[START]

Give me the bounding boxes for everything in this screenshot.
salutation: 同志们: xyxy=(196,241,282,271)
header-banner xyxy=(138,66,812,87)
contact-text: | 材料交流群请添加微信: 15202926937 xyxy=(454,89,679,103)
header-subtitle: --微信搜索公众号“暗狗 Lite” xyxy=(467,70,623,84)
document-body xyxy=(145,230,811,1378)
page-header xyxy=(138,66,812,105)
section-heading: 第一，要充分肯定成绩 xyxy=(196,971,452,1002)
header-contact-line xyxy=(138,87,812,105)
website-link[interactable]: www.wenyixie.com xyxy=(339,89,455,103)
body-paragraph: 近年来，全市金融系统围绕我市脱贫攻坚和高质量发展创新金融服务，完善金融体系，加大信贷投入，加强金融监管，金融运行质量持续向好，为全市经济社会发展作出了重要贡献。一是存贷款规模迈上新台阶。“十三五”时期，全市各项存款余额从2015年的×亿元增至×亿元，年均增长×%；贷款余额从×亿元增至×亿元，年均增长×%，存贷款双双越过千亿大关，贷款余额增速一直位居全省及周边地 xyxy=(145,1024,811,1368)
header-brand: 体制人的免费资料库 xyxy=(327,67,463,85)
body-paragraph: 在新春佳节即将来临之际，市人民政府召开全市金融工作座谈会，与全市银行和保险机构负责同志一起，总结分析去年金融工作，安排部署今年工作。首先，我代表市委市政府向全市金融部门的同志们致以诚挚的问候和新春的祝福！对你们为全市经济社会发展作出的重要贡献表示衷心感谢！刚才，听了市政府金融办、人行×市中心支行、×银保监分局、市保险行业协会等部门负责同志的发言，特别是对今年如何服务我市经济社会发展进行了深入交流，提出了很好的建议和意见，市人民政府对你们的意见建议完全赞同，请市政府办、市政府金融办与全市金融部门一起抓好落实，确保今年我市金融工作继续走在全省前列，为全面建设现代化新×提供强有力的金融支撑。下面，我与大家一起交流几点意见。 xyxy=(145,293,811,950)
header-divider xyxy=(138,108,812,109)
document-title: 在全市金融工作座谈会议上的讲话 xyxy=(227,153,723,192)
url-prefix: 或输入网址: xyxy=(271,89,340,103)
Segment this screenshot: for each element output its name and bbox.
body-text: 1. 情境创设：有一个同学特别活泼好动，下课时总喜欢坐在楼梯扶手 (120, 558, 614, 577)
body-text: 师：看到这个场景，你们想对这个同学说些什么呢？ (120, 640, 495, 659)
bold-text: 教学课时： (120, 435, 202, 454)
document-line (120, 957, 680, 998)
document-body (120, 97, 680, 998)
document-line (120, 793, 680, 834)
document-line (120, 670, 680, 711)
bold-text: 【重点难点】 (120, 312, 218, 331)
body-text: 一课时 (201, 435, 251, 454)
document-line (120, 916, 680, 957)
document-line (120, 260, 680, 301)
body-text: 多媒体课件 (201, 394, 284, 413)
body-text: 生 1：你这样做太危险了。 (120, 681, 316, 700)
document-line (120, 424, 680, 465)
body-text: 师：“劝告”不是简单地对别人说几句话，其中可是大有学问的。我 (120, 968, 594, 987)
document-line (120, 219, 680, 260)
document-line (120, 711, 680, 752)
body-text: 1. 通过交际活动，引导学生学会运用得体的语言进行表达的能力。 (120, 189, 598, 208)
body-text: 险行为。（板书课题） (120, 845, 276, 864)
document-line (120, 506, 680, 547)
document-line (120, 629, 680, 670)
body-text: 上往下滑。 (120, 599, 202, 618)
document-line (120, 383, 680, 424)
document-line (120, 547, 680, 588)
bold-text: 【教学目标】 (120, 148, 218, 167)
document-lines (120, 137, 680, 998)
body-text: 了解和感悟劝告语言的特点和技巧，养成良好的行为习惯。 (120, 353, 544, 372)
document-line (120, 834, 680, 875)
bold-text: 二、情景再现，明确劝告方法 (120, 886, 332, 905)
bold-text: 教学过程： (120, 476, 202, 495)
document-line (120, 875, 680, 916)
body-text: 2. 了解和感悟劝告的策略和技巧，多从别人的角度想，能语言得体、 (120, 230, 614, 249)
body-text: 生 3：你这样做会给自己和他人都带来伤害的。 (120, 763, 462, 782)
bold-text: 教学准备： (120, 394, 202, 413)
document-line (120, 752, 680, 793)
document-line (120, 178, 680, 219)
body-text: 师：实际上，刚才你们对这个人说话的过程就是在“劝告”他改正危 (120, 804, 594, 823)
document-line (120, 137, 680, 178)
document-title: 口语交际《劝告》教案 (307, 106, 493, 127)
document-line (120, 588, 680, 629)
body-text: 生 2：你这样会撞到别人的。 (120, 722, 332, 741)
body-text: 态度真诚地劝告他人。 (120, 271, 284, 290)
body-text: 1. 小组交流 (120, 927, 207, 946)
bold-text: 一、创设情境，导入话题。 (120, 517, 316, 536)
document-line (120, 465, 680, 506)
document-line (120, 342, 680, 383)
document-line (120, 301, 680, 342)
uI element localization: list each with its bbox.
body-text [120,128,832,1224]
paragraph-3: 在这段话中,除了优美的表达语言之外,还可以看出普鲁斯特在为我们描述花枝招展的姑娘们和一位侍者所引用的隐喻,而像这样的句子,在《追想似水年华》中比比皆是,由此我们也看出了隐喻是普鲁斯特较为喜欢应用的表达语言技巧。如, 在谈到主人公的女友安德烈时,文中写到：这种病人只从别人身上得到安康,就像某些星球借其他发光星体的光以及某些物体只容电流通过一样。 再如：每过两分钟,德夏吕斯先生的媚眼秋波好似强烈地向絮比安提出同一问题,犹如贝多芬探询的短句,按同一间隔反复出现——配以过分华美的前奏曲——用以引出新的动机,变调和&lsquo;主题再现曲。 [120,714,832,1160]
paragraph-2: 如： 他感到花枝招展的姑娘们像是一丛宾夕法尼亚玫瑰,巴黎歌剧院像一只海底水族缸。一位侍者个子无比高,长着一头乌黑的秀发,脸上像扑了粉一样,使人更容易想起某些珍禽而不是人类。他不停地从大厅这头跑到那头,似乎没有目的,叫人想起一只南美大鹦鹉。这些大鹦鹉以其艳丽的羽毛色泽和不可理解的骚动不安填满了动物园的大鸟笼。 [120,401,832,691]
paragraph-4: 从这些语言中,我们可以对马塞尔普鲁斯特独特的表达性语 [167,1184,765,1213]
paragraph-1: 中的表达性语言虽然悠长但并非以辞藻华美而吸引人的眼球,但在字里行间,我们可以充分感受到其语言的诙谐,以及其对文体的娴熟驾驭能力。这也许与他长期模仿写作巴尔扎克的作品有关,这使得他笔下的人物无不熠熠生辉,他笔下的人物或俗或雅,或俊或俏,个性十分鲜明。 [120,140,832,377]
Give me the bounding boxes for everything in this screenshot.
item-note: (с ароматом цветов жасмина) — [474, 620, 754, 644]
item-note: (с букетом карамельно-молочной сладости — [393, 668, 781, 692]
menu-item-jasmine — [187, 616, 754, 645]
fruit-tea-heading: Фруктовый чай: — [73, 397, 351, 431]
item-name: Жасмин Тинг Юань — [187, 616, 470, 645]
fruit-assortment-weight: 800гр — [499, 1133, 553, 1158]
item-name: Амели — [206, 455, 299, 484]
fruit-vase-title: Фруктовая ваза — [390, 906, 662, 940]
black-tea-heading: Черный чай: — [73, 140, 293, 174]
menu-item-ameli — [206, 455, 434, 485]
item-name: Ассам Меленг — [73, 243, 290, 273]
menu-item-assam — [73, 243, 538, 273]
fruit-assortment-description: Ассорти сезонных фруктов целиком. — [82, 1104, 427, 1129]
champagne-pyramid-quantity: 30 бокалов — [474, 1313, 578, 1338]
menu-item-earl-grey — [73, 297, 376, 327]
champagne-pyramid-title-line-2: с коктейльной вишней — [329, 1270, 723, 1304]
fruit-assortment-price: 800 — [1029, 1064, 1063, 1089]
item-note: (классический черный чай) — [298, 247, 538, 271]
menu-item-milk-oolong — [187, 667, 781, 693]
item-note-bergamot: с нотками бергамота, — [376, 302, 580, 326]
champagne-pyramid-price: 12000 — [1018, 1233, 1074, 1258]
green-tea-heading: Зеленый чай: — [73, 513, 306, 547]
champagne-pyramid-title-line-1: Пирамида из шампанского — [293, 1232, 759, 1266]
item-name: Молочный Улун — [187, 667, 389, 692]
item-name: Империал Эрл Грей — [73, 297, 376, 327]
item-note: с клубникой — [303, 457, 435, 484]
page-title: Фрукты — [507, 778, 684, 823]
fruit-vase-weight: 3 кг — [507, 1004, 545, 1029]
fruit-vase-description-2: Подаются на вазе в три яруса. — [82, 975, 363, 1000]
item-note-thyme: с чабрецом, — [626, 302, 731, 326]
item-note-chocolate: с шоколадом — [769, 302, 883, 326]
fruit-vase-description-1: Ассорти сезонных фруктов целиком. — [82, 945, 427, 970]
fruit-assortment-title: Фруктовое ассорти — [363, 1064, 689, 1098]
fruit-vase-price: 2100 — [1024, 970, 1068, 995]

[END]

■ Exercise details:
Please rewrite the material starting at its first line and ending at the line that contains "section-heading: 第一，要充分肯定成绩 xyxy=(196,971,452,1002)", changing "salutation" to "greeting" and leaving everything else the same.

■ Exercise output:
Give me the bounding boxes for everything in this screenshot.
greeting: 同志们: xyxy=(196,241,282,271)
header-banner xyxy=(138,66,812,87)
contact-text: | 材料交流群请添加微信: 15202926937 xyxy=(454,89,679,103)
header-subtitle: --微信搜索公众号“暗狗 Lite” xyxy=(467,70,623,84)
document-body xyxy=(145,230,811,1378)
page-header xyxy=(138,66,812,105)
section-heading: 第一，要充分肯定成绩 xyxy=(196,971,452,1002)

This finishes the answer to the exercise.